**WHAT NEEDS TO BE DONE:** Reproduce all of the data below without alteration; exclude every picture.

**TASK DATA:**
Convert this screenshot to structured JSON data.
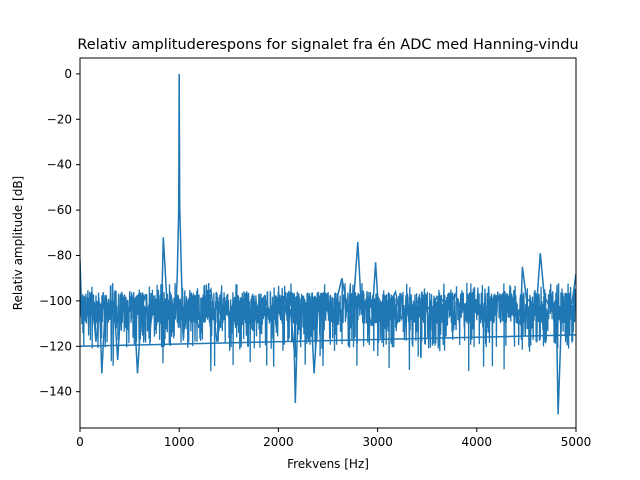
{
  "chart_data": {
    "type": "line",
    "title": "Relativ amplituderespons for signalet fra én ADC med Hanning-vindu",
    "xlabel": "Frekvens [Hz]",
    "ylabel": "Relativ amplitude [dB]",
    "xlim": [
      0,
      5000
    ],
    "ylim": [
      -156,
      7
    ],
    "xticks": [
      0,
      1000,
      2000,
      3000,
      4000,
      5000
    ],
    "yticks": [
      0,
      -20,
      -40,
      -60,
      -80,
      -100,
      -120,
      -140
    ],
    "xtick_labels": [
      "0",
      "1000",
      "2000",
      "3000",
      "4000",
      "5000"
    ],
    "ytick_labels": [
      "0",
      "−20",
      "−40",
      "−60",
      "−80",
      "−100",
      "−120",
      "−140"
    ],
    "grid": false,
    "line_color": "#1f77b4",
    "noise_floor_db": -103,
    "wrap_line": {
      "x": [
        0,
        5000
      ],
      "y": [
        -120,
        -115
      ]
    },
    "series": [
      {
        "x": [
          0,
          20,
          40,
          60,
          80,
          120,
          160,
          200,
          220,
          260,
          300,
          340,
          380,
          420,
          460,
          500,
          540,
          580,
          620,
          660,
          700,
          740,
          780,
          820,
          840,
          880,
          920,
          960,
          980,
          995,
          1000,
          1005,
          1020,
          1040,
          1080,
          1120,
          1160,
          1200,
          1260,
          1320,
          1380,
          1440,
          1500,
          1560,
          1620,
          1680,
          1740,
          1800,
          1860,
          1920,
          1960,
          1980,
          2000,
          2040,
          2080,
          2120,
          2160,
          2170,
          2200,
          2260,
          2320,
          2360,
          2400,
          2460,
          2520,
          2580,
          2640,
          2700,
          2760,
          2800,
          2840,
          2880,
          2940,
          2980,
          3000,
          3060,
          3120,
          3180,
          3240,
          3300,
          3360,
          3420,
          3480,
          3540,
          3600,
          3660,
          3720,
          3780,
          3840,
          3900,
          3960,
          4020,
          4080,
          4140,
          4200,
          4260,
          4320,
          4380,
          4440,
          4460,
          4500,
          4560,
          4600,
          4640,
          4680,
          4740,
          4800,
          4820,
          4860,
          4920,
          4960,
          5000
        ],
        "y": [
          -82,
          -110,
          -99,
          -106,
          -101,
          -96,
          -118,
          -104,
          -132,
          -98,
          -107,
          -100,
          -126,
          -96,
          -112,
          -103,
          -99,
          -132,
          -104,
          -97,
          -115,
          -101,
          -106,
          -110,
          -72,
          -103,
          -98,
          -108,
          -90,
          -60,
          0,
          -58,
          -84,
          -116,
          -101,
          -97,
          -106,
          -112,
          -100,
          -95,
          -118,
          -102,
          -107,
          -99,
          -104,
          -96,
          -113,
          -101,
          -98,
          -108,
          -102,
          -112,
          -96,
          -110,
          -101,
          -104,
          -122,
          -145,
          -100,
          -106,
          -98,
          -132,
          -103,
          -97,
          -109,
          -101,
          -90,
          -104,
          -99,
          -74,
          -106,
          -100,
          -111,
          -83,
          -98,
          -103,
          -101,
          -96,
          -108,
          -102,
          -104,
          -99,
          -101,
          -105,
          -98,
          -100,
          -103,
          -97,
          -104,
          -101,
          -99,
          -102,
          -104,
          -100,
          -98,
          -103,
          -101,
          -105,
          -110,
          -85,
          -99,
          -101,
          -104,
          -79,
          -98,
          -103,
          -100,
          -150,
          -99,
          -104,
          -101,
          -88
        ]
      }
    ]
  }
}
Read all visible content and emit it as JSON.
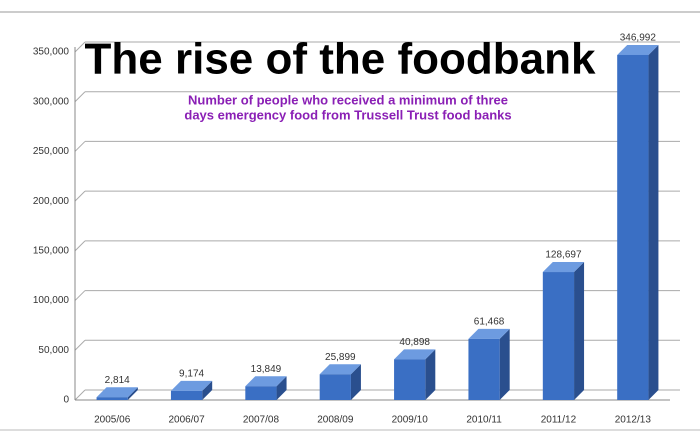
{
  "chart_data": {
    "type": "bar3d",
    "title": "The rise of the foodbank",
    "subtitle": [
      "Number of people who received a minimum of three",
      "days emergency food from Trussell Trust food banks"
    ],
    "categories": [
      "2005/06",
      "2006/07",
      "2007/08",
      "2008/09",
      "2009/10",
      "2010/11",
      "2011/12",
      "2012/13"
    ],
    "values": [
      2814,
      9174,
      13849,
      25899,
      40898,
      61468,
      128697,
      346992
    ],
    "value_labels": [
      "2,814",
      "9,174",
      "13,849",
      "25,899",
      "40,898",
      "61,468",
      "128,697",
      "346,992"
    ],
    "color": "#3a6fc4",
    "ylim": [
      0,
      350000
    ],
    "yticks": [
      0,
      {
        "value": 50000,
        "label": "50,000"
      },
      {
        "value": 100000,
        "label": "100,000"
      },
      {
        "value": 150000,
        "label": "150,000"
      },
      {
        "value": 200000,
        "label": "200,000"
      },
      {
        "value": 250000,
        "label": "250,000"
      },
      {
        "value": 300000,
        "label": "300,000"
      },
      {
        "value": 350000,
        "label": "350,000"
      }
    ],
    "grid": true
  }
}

**WRITTEN RESPONSE:**
Convert this screenshot to structured JSON data.
{
  "chart_data": {
    "type": "line",
    "title": "Relativ amplituderespons for signalet fra én ADC med Hanning-vindu",
    "xlabel": "Frekvens [Hz]",
    "ylabel": "Relativ amplitude [dB]",
    "xlim": [
      0,
      5000
    ],
    "ylim": [
      -156,
      7
    ],
    "xticks": [
      0,
      1000,
      2000,
      3000,
      4000,
      5000
    ],
    "yticks": [
      0,
      -20,
      -40,
      -60,
      -80,
      -100,
      -120,
      -140
    ],
    "xtick_labels": [
      "0",
      "1000",
      "2000",
      "3000",
      "4000",
      "5000"
    ],
    "ytick_labels": [
      "0",
      "−20",
      "−40",
      "−60",
      "−80",
      "−100",
      "−120",
      "−140"
    ],
    "grid": false,
    "line_color": "#1f77b4",
    "noise_floor_db": -103,
    "wrap_line": {
      "x": [
        0,
        5000
      ],
      "y": [
        -120,
        -115
      ]
    },
    "series": [
      {
        "x": [
          0,
          20,
          40,
          60,
          80,
          120,
          160,
          200,
          220,
          260,
          300,
          340,
          380,
          420,
          460,
          500,
          540,
          580,
          620,
          660,
          700,
          740,
          780,
          820,
          840,
          880,
          920,
          960,
          980,
          995,
          1000,
          1005,
          1020,
          1040,
          1080,
          1120,
          1160,
          1200,
          1260,
          1320,
          1380,
          1440,
          1500,
          1560,
          1620,
          1680,
          1740,
          1800,
          1860,
          1920,
          1960,
          1980,
          2000,
          2040,
          2080,
          2120,
          2160,
          2170,
          2200,
          2260,
          2320,
          2360,
          2400,
          2460,
          2520,
          2580,
          2640,
          2700,
          2760,
          2800,
          2840,
          2880,
          2940,
          2980,
          3000,
          3060,
          3120,
          3180,
          3240,
          3300,
          3360,
          3420,
          3480,
          3540,
          3600,
          3660,
          3720,
          3780,
          3840,
          3900,
          3960,
          4020,
          4080,
          4140,
          4200,
          4260,
          4320,
          4380,
          4440,
          4460,
          4500,
          4560,
          4600,
          4640,
          4680,
          4740,
          4800,
          4820,
          4860,
          4920,
          4960,
          5000
        ],
        "y": [
          -82,
          -110,
          -99,
          -106,
          -101,
          -96,
          -118,
          -104,
          -132,
          -98,
          -107,
          -100,
          -126,
          -96,
          -112,
          -103,
          -99,
          -132,
          -104,
          -97,
          -115,
          -101,
          -106,
          -110,
          -72,
          -103,
          -98,
          -108,
          -90,
          -60,
          0,
          -58,
          -84,
          -116,
          -101,
          -97,
          -106,
          -112,
          -100,
          -95,
          -118,
          -102,
          -107,
          -99,
          -104,
          -96,
          -113,
          -101,
          -98,
          -108,
          -102,
          -112,
          -96,
          -110,
          -101,
          -104,
          -122,
          -145,
          -100,
          -106,
          -98,
          -132,
          -103,
          -97,
          -109,
          -101,
          -90,
          -104,
          -99,
          -74,
          -106,
          -100,
          -111,
          -83,
          -98,
          -103,
          -101,
          -96,
          -108,
          -102,
          -104,
          -99,
          -101,
          -105,
          -98,
          -100,
          -103,
          -97,
          -104,
          -101,
          -99,
          -102,
          -104,
          -100,
          -98,
          -103,
          -101,
          -105,
          -110,
          -85,
          -99,
          -101,
          -104,
          -79,
          -98,
          -103,
          -100,
          -150,
          -99,
          -104,
          -101,
          -88
        ]
      }
    ]
  }
}
Read all visible content and emit it as JSON.
{
  "chart_data": {
    "type": "bar3d",
    "title": "The rise of the foodbank",
    "subtitle": [
      "Number of people who received a minimum of three",
      "days emergency food from Trussell Trust food banks"
    ],
    "categories": [
      "2005/06",
      "2006/07",
      "2007/08",
      "2008/09",
      "2009/10",
      "2010/11",
      "2011/12",
      "2012/13"
    ],
    "values": [
      2814,
      9174,
      13849,
      25899,
      40898,
      61468,
      128697,
      346992
    ],
    "value_labels": [
      "2,814",
      "9,174",
      "13,849",
      "25,899",
      "40,898",
      "61,468",
      "128,697",
      "346,992"
    ],
    "color": "#3a6fc4",
    "ylim": [
      0,
      350000
    ],
    "yticks": [
      0,
      {
        "value": 50000,
        "label": "50,000"
      },
      {
        "value": 100000,
        "label": "100,000"
      },
      {
        "value": 150000,
        "label": "150,000"
      },
      {
        "value": 200000,
        "label": "200,000"
      },
      {
        "value": 250000,
        "label": "250,000"
      },
      {
        "value": 300000,
        "label": "300,000"
      },
      {
        "value": 350000,
        "label": "350,000"
      }
    ],
    "grid": true
  }
}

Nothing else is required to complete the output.